Records excerpted from a collection:
-- begin --

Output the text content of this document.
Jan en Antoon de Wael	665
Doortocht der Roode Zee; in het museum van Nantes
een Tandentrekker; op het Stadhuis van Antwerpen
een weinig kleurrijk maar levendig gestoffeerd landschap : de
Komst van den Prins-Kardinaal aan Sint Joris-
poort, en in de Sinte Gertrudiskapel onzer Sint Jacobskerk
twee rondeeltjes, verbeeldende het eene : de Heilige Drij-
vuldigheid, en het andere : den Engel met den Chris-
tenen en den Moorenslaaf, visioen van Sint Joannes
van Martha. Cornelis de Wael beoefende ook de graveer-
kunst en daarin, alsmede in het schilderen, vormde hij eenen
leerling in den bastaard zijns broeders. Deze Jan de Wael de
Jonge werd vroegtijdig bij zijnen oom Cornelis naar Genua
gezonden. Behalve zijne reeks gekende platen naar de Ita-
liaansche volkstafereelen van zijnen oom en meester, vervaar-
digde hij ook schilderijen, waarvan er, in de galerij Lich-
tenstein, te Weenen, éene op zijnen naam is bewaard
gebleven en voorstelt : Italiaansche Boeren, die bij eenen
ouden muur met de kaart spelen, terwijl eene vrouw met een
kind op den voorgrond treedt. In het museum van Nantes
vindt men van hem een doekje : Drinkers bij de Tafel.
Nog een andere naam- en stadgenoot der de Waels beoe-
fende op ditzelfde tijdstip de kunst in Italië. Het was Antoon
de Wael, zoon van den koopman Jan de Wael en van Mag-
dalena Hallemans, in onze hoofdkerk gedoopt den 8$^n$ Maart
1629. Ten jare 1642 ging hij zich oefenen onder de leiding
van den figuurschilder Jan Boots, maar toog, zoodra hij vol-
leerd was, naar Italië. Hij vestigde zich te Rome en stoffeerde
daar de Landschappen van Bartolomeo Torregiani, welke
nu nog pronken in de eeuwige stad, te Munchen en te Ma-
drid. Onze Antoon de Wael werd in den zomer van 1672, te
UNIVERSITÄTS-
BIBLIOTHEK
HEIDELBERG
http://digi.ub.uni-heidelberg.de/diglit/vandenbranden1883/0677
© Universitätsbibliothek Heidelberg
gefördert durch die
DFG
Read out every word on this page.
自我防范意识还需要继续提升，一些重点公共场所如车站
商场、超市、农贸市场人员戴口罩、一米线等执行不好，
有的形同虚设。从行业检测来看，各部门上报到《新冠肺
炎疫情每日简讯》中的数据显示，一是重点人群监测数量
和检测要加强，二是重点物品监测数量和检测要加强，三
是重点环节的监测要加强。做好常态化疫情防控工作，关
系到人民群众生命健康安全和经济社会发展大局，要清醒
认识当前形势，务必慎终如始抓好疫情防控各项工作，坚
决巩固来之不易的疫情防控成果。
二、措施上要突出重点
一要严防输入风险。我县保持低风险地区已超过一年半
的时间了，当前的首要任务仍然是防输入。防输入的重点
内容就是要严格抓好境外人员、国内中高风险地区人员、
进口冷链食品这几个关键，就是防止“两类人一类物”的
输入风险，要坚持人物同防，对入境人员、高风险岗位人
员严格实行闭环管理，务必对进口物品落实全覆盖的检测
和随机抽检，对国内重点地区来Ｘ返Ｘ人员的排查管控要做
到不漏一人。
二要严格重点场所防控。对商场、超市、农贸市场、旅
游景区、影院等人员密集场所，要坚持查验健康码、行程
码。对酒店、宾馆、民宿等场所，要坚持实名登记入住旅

-- end --

Exercise instructions » Quote, word for word, every line starting at the one that contains "Read out every word on this page." and ending with the final line of the entries.

Correct answer »
Read out every word on this page.
自我防范意识还需要继续提升，一些重点公共场所如车站
商场、超市、农贸市场人员戴口罩、一米线等执行不好，
有的形同虚设。从行业检测来看，各部门上报到《新冠肺
炎疫情每日简讯》中的数据显示，一是重点人群监测数量
和检测要加强，二是重点物品监测数量和检测要加强，三
是重点环节的监测要加强。做好常态化疫情防控工作，关
系到人民群众生命健康安全和经济社会发展大局，要清醒
认识当前形势，务必慎终如始抓好疫情防控各项工作，坚
决巩固来之不易的疫情防控成果。
二、措施上要突出重点
一要严防输入风险。我县保持低风险地区已超过一年半
的时间了，当前的首要任务仍然是防输入。防输入的重点
内容就是要严格抓好境外人员、国内中高风险地区人员、
进口冷链食品这几个关键，就是防止“两类人一类物”的
输入风险，要坚持人物同防，对入境人员、高风险岗位人
员严格实行闭环管理，务必对进口物品落实全覆盖的检测
和随机抽检，对国内重点地区来Ｘ返Ｘ人员的排查管控要做
到不漏一人。
二要严格重点场所防控。对商场、超市、农贸市场、旅
游景区、影院等人员密集场所，要坚持查验健康码、行程
码。对酒店、宾馆、民宿等场所，要坚持实名登记入住旅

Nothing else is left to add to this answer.